Challenge: Select from the data all lines with the word "Output".

** Begin Items **

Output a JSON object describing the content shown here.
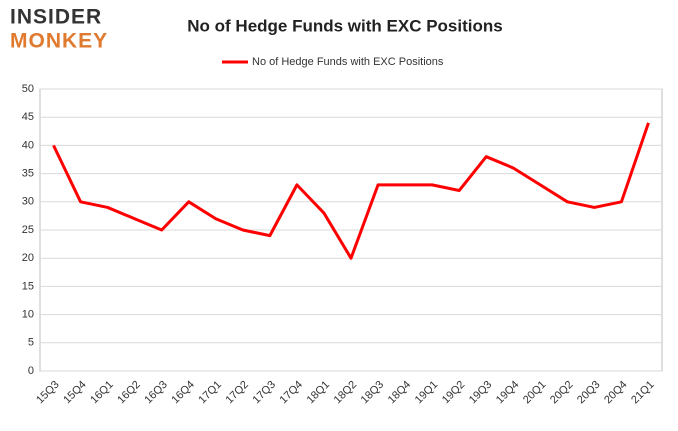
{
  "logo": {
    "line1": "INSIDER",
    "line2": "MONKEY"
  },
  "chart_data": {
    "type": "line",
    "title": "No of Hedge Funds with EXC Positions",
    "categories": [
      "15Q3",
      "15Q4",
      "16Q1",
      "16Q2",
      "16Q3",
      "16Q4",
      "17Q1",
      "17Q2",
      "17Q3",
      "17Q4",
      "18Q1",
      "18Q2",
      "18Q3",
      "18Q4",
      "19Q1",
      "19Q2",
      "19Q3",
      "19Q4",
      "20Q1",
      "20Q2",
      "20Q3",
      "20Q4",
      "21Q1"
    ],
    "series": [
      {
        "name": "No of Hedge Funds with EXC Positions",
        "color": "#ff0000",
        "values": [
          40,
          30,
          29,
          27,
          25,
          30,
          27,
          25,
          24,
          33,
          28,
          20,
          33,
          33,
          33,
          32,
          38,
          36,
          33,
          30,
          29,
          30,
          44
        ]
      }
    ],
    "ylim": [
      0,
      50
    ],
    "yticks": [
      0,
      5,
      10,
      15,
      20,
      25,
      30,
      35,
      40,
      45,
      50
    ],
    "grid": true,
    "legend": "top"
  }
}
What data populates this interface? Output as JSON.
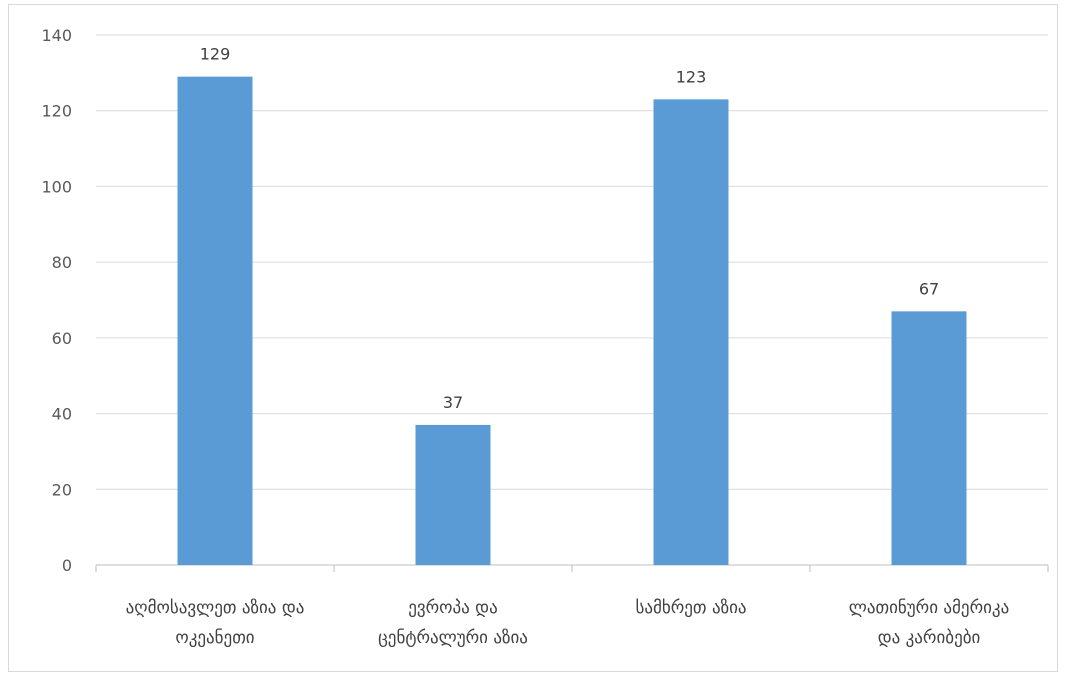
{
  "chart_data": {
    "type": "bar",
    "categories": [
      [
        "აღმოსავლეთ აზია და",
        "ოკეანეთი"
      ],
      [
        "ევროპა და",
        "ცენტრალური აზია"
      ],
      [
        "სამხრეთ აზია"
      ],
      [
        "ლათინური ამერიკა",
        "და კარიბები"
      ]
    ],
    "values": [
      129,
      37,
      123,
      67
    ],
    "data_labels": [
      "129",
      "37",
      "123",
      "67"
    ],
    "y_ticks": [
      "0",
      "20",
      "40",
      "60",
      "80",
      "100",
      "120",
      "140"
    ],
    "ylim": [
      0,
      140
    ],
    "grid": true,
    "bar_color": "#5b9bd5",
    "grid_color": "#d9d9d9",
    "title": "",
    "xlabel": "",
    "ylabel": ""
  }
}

** End Items **

Answer for this exercise:
Output a JSON object describing the content shown here.
What data populates this interface? Output as JSON.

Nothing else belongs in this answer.